### STATED PROBLEM
Transcribe every line of the records verbatim.

◆ ◆ ◆ ◆ ◆

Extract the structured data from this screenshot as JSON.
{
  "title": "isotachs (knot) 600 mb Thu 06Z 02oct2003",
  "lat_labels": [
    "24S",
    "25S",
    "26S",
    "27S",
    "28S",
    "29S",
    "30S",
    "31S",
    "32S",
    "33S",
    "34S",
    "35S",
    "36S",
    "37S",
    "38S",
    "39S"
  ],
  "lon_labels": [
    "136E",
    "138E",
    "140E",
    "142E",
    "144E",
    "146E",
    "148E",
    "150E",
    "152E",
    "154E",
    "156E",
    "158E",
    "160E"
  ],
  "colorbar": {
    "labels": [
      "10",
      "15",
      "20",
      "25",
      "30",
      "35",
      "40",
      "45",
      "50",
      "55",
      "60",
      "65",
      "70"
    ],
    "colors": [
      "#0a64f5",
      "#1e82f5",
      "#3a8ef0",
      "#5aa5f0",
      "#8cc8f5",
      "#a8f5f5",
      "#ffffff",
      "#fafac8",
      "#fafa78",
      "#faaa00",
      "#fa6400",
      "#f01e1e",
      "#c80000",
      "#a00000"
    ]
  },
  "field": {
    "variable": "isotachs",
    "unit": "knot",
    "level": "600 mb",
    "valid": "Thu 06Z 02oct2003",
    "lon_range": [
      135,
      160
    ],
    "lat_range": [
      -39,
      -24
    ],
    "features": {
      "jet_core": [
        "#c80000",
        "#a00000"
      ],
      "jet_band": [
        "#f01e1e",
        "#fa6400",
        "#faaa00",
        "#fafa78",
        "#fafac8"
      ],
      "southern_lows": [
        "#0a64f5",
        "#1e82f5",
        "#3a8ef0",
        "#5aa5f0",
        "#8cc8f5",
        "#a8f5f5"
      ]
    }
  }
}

◆ ◆ ◆ ◆ ◆

### ANSWER IN FULL
Extract the structured data from this screenshot as JSON.
{
  "title": "isotachs (knot) 600 mb Thu 06Z 02oct2003",
  "lat_labels": [
    "24S",
    "25S",
    "26S",
    "27S",
    "28S",
    "29S",
    "30S",
    "31S",
    "32S",
    "33S",
    "34S",
    "35S",
    "36S",
    "37S",
    "38S",
    "39S"
  ],
  "lon_labels": [
    "136E",
    "138E",
    "140E",
    "142E",
    "144E",
    "146E",
    "148E",
    "150E",
    "152E",
    "154E",
    "156E",
    "158E",
    "160E"
  ],
  "colorbar": {
    "labels": [
      "10",
      "15",
      "20",
      "25",
      "30",
      "35",
      "40",
      "45",
      "50",
      "55",
      "60",
      "65",
      "70"
    ],
    "colors": [
      "#0a64f5",
      "#1e82f5",
      "#3a8ef0",
      "#5aa5f0",
      "#8cc8f5",
      "#a8f5f5",
      "#ffffff",
      "#fafac8",
      "#fafa78",
      "#faaa00",
      "#fa6400",
      "#f01e1e",
      "#c80000",
      "#a00000"
    ]
  },
  "field": {
    "variable": "isotachs",
    "unit": "knot",
    "level": "600 mb",
    "valid": "Thu 06Z 02oct2003",
    "lon_range": [
      135,
      160
    ],
    "lat_range": [
      -39,
      -24
    ],
    "features": {
      "jet_core": [
        "#c80000",
        "#a00000"
      ],
      "jet_band": [
        "#f01e1e",
        "#fa6400",
        "#faaa00",
        "#fafa78",
        "#fafac8"
      ],
      "southern_lows": [
        "#0a64f5",
        "#1e82f5",
        "#3a8ef0",
        "#5aa5f0",
        "#8cc8f5",
        "#a8f5f5"
      ]
    }
  }
}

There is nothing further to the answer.